*** RECORDS TO USE

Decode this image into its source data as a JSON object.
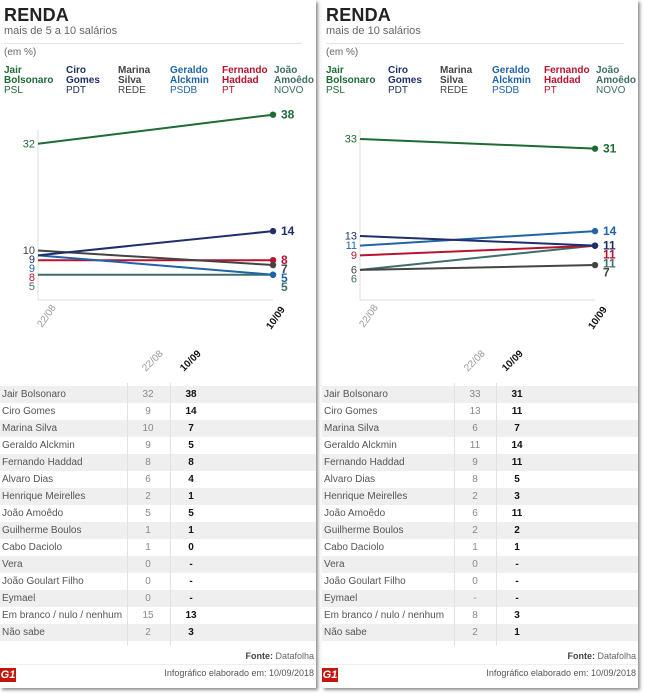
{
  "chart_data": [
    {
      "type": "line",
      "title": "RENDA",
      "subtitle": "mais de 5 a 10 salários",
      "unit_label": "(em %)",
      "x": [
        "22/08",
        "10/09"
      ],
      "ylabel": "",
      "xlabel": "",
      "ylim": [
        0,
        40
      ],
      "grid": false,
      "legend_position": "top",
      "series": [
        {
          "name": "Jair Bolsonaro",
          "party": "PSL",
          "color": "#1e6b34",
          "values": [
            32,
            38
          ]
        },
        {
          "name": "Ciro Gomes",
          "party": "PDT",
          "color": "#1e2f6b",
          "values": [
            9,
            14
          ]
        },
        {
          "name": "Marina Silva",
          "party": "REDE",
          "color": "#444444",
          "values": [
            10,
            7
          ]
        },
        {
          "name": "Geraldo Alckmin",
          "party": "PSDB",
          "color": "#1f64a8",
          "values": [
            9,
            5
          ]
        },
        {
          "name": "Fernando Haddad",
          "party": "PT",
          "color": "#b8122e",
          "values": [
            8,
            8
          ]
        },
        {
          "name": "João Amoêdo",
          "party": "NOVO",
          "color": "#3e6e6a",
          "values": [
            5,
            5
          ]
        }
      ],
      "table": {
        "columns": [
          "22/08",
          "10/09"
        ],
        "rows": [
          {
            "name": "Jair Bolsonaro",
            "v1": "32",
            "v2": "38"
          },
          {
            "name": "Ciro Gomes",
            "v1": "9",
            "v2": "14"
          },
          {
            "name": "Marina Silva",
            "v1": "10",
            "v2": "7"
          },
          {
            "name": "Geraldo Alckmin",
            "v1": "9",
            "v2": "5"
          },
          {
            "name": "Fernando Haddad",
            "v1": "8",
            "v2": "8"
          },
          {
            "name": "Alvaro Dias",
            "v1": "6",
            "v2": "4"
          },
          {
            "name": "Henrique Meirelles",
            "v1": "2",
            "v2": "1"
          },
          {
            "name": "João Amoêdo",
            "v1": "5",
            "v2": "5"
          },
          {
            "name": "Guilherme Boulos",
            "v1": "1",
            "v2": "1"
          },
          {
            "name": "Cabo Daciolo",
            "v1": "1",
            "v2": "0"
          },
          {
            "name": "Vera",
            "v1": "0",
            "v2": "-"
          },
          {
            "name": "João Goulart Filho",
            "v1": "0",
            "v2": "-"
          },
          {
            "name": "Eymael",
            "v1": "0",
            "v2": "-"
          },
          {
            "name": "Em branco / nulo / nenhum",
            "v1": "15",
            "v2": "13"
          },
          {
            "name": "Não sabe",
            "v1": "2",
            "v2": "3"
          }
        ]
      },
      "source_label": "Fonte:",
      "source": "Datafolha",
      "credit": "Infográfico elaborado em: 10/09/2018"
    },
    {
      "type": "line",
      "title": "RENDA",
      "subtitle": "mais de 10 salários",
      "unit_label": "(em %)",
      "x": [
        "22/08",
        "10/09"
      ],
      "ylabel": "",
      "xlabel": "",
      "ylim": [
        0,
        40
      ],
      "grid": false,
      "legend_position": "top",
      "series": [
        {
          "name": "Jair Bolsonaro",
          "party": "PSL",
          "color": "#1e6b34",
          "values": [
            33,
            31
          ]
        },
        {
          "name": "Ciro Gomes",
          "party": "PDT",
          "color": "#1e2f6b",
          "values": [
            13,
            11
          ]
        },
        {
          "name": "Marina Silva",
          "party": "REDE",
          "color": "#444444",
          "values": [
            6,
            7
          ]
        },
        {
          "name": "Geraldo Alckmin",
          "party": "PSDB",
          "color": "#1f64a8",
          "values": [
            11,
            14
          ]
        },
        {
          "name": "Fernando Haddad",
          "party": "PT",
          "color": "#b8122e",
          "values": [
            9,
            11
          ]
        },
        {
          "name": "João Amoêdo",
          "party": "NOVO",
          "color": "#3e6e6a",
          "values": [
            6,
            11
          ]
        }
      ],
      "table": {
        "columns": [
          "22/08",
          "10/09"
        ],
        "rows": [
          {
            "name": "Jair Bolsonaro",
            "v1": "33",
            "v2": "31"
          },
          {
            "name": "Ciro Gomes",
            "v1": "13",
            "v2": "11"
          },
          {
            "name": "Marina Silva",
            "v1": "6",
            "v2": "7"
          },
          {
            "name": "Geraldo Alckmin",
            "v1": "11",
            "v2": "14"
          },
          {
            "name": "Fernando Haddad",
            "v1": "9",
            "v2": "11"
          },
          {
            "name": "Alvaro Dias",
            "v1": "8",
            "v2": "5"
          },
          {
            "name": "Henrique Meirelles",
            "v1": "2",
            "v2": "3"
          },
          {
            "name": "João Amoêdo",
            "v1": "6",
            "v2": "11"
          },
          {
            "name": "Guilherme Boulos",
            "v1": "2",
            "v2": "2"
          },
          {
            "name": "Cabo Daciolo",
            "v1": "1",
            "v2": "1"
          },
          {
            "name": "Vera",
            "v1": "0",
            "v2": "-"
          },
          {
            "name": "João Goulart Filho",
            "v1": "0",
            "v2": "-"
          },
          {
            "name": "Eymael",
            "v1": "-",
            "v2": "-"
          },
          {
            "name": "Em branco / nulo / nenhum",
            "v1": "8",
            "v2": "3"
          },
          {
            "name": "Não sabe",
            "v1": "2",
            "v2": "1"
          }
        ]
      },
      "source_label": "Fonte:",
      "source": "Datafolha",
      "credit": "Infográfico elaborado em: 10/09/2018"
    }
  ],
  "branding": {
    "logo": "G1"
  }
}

******
*** RECORDS TO USE

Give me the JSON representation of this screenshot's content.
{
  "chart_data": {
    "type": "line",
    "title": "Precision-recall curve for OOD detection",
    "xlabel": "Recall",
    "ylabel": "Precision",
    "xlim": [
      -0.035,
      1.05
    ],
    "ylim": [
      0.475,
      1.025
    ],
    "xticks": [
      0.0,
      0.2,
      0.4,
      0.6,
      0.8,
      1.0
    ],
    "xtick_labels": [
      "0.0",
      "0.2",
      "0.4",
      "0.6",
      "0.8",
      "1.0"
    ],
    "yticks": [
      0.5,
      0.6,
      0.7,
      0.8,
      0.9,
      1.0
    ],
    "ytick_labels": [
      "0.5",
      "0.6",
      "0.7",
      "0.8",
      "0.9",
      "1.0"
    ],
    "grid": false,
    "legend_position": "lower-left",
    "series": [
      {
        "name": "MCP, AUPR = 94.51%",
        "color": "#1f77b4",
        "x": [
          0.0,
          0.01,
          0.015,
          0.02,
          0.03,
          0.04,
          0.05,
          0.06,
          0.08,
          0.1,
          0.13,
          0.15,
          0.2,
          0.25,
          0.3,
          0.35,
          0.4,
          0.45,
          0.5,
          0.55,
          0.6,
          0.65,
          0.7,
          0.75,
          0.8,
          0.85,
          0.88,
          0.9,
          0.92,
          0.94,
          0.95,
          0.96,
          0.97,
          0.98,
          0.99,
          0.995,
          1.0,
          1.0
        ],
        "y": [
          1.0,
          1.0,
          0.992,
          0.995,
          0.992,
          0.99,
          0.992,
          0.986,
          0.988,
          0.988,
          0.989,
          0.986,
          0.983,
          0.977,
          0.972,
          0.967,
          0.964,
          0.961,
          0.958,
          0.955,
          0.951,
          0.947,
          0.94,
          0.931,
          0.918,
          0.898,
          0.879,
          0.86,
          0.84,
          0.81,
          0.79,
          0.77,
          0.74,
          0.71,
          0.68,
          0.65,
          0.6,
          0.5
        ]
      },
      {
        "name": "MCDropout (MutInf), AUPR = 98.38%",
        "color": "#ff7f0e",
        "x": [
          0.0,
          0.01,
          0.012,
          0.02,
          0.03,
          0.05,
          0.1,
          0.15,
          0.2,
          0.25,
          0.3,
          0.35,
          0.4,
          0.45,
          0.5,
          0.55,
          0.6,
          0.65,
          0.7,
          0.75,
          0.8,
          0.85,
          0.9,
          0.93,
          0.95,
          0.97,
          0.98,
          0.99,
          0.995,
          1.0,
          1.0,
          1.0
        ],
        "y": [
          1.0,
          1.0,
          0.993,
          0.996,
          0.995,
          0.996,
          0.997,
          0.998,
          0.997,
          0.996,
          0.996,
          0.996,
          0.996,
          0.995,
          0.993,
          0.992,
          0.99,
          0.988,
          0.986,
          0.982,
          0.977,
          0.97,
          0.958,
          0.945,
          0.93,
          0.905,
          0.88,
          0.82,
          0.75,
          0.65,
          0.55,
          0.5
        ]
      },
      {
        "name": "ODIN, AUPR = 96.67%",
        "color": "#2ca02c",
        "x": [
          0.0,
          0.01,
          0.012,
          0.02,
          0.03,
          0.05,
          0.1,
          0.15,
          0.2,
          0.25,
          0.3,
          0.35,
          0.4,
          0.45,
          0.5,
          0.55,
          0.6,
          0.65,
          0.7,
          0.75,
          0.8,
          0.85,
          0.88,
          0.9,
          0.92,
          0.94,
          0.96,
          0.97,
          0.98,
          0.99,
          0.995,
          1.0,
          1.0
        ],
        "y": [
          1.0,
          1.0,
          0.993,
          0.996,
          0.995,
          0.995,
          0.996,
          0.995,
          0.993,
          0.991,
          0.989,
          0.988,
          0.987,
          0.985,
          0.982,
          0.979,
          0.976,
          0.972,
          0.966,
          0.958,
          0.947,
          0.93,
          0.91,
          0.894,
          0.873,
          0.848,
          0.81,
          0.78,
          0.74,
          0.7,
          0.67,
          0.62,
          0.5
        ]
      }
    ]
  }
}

******
*** RECORDS TO USE

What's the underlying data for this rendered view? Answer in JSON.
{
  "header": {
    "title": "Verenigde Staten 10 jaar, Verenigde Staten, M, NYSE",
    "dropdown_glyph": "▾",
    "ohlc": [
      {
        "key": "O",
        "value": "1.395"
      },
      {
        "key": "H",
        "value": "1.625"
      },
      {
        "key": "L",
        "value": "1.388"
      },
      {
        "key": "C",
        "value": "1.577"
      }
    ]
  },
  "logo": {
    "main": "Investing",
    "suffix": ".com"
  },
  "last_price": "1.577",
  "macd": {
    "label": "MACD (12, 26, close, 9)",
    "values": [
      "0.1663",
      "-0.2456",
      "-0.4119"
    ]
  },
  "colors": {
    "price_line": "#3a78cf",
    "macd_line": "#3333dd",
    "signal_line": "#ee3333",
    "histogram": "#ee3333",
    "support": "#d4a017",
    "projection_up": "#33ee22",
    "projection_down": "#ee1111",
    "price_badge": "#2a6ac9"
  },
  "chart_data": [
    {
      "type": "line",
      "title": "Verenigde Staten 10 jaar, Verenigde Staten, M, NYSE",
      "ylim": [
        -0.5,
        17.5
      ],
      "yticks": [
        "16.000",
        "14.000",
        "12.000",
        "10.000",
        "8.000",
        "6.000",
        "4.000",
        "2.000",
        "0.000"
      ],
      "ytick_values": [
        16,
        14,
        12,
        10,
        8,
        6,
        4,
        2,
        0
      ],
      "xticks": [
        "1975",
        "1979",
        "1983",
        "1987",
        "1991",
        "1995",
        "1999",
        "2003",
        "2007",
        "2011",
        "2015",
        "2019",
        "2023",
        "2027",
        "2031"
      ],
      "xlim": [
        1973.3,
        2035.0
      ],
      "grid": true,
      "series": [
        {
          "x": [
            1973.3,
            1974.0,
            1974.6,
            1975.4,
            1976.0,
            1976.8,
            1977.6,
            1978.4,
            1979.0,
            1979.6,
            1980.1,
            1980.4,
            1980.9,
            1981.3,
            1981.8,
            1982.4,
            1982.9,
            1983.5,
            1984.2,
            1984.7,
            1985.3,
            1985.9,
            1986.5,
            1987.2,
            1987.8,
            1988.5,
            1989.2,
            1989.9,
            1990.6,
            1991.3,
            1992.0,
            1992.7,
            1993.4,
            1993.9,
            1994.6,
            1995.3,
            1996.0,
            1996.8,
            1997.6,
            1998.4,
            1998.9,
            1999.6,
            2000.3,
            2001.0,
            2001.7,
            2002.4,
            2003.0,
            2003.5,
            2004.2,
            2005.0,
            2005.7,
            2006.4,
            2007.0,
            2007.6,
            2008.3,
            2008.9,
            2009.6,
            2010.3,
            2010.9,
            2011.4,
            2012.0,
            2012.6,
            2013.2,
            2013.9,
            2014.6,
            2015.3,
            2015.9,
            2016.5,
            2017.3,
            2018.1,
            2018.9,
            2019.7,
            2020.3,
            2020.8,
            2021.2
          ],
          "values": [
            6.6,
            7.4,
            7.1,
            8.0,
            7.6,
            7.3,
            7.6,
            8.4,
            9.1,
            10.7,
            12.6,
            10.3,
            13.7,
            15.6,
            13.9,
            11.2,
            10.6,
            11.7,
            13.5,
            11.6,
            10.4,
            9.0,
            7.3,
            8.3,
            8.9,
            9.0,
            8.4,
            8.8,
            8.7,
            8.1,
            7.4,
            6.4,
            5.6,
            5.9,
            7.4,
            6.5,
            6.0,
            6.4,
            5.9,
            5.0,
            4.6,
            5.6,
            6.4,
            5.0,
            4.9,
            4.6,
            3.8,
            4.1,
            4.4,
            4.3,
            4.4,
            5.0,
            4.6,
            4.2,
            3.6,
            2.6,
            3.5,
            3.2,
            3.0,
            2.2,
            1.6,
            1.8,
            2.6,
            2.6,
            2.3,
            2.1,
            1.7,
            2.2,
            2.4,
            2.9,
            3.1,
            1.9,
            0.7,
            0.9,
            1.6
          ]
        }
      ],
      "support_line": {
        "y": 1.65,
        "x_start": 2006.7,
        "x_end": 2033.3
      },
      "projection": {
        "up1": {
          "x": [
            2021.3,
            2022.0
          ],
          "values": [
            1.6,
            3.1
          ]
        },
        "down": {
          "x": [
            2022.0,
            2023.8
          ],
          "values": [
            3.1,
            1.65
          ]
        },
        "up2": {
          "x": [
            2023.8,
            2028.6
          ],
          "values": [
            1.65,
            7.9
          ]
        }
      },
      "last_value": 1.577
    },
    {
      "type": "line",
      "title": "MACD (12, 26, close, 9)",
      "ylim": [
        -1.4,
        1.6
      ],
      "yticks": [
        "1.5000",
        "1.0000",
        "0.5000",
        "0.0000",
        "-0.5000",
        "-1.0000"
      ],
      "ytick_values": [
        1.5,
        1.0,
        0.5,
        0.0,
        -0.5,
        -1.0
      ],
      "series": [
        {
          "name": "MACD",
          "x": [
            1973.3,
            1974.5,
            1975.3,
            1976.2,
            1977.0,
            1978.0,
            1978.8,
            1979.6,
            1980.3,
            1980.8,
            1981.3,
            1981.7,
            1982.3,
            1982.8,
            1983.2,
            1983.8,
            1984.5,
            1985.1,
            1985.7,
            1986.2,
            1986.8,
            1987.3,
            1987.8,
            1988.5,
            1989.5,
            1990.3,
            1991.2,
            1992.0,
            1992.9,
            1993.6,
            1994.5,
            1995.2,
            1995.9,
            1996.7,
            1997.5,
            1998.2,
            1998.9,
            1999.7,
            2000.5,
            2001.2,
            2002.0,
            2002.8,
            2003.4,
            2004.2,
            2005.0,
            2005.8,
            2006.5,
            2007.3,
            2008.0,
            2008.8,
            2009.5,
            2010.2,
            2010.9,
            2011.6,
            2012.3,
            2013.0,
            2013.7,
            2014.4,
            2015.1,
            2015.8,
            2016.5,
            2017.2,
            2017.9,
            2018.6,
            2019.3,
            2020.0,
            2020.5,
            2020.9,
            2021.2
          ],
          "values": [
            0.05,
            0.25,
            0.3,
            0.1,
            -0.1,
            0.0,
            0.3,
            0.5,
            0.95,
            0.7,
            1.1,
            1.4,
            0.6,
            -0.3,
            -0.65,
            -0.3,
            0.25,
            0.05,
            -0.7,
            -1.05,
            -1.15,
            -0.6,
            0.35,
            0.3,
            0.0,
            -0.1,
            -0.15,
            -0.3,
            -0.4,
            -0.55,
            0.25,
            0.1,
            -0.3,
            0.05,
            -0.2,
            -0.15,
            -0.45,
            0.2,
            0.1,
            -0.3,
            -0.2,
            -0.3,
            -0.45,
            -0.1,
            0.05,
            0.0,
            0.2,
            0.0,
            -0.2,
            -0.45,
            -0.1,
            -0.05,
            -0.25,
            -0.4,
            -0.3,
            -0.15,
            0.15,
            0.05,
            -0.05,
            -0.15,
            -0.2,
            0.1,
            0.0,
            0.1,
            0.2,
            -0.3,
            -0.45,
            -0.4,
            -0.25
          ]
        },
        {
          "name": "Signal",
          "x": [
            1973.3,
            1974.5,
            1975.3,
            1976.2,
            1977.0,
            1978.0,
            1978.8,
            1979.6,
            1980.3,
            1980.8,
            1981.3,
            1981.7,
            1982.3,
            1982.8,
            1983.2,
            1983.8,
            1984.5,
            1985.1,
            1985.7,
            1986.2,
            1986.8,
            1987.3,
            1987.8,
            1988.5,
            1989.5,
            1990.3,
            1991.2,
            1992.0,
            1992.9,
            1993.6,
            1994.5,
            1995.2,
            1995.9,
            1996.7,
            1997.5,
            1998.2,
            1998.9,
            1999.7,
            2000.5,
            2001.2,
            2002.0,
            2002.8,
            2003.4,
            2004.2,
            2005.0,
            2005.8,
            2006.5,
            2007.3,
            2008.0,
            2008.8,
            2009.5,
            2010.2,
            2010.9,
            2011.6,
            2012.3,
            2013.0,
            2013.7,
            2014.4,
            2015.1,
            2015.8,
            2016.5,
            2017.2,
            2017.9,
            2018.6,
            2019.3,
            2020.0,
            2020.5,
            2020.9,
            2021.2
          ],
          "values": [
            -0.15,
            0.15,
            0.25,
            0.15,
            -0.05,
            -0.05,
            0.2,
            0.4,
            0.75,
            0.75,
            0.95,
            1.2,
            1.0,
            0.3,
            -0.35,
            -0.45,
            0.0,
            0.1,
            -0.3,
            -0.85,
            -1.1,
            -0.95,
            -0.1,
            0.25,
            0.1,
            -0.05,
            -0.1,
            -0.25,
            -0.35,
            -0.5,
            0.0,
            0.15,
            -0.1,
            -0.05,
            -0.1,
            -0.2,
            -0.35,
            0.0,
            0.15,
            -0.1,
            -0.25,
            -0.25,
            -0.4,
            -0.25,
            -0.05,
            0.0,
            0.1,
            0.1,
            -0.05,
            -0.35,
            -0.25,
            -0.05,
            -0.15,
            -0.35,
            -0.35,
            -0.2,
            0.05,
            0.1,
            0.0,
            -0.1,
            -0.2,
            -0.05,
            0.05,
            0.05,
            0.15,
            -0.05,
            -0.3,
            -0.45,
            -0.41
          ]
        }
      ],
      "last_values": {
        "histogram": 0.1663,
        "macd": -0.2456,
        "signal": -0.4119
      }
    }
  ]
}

******

■ REQUIREMENTS ■
Pick out the lines above that hold the string "this" and show them.

■ THE SOLUTION ■
Decode this image into its source data as a JSON object.
Give me the JSON representation of this screenshot's content.
What's the underlying data for this rendered view? Answer in JSON.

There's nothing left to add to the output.